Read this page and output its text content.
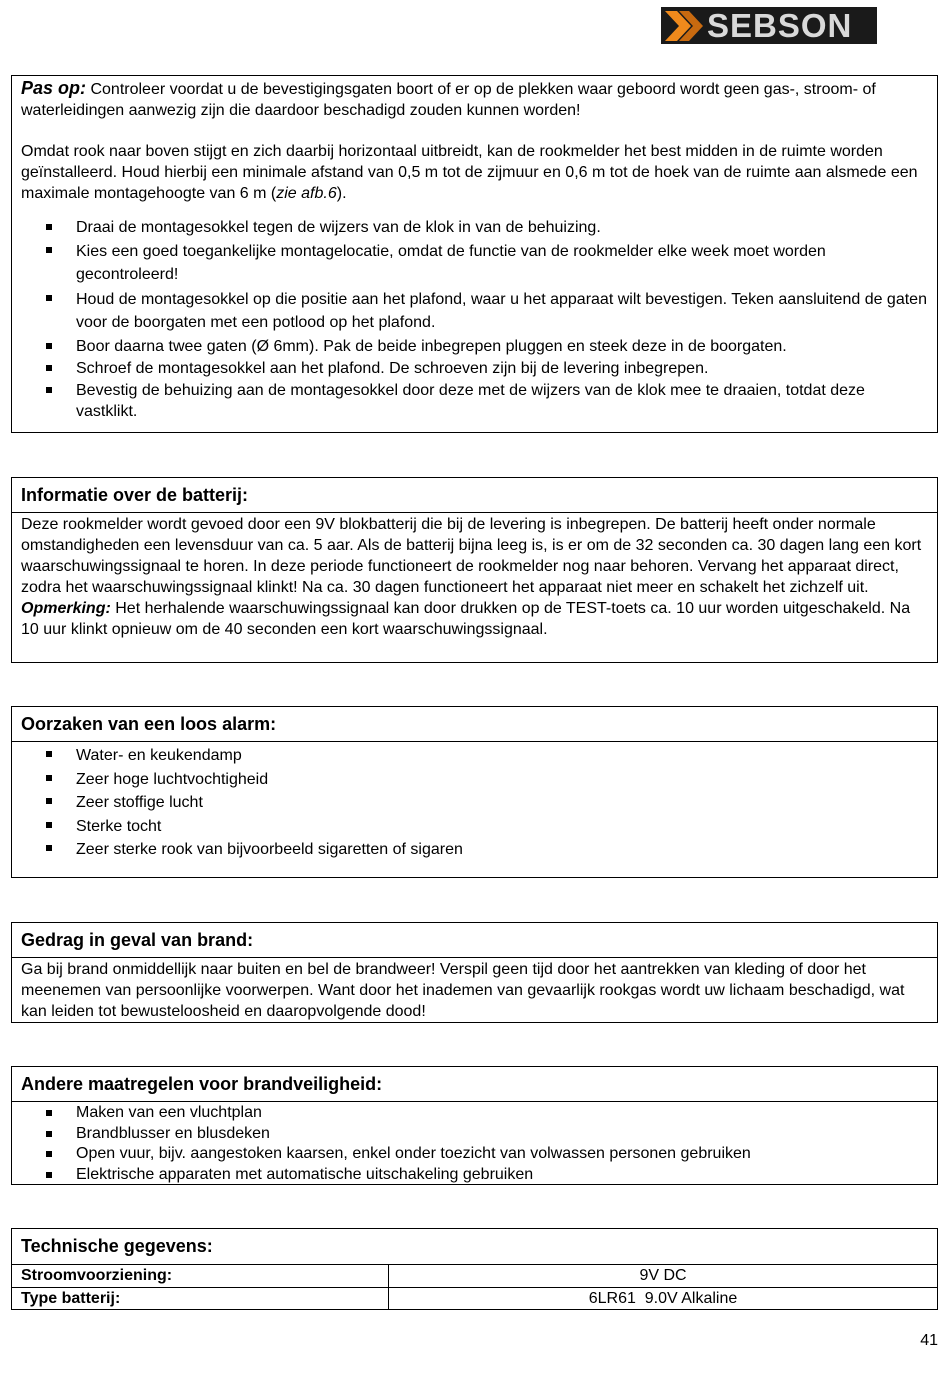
SEBSON

Pas op: Controleer voordat u de bevestigingsgaten boort of er op de plekken waar geboord wordt geen gas-, stroom- of waterleidingen aanwezig zijn die daardoor beschadigd zouden kunnen worden!

Omdat rook naar boven stijgt en zich daarbij horizontaal uitbreidt, kan de rookmelder het best midden in de ruimte worden geïnstalleerd. Houd hierbij een minimale afstand van 0,5 m tot de zijmuur en 0,6 m tot de hoek van de ruimte aan alsmede een maximale montagehoogte van 6 m (zie afb.6).

Draai de montagesokkel tegen de wijzers van de klok in van de behuizing.
Kies een goed toegankelijke montagelocatie, omdat de functie van de rookmelder elke week moet worden gecontroleerd!
Houd de montagesokkel op die positie aan het plafond, waar u het apparaat wilt bevestigen. Teken aansluitend de gaten voor de boorgaten met een potlood op het plafond.
Boor daarna twee gaten (Ø 6mm). Pak de beide inbegrepen pluggen en steek deze in de boorgaten.
Schroef de montagesokkel aan het plafond. De schroeven zijn bij de levering inbegrepen.
Bevestig de behuizing aan de montagesokkel door deze met de wijzers van de klok mee te draaien, totdat deze vastklikt.
Informatie over de batterij:

Deze rookmelder wordt gevoed door een 9V blokbatterij die bij de levering is inbegrepen. De batterij heeft onder normale omstandigheden een levensduur van ca. 5 aar. Als de batterij bijna leeg is, is er om de 32 seconden ca. 30 dagen lang een kort waarschuwingssignaal te horen. In deze periode functioneert de rookmelder nog naar behoren. Vervang het apparaat direct, zodra het waarschuwingssignaal klinkt! Na ca. 30 dagen functioneert het apparaat niet meer en schakelt het zichzelf uit.

Opmerking: Het herhalende waarschuwingssignaal kan door drukken op de TEST-toets ca. 10 uur worden uitgeschakeld. Na 10 uur klinkt opnieuw om de 40 seconden een kort waarschuwingssignaal.

Oorzaken van een loos alarm:
Water- en keukendamp
Zeer hoge luchtvochtigheid
Zeer stoffige lucht
Sterke tocht
Zeer sterke rook van bijvoorbeeld sigaretten of sigaren
Gedrag in geval van brand:

Ga bij brand onmiddellijk naar buiten en bel de brandweer! Verspil geen tijd door het aantrekken van kleding of door het meenemen van persoonlijke voorwerpen. Want door het inademen van gevaarlijk rookgas wordt uw lichaam beschadigd, wat kan leiden tot bewusteloosheid en daaropvolgende dood!

Andere maatregelen voor brandveiligheid:
Maken van een vluchtplan
Brandblusser en blusdeken
Open vuur, bijv. aangestoken kaarsen, enkel onder toezicht van volwassen personen gebruiken
Elektrische apparaten met automatische uitschakeling gebruiken
Technische gegevens:
Stroomvoorziening:	9V DC
Type batterij:	6LR61  9.0V Alkaline
41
○ ○ ○ ○ ○ ○ ○
Exercise aim: Locate the word "beschadigd" in the entries, and copy every line where it is found.

Output of the task:
Pas op: Controleer voordat u de bevestigingsgaten boort of er op de plekken waar geboord wordt geen gas-, stroom- of waterleidingen aanwezig zijn die daardoor beschadigd zouden kunnen worden!
Ga bij brand onmiddellijk naar buiten en bel de brandweer! Verspil geen tijd door het aantrekken van kleding of door het meenemen van persoonlijke voorwerpen. Want door het inademen van gevaarlijk rookgas wordt uw lichaam beschadigd, wat kan leiden tot bewusteloosheid en daaropvolgende dood!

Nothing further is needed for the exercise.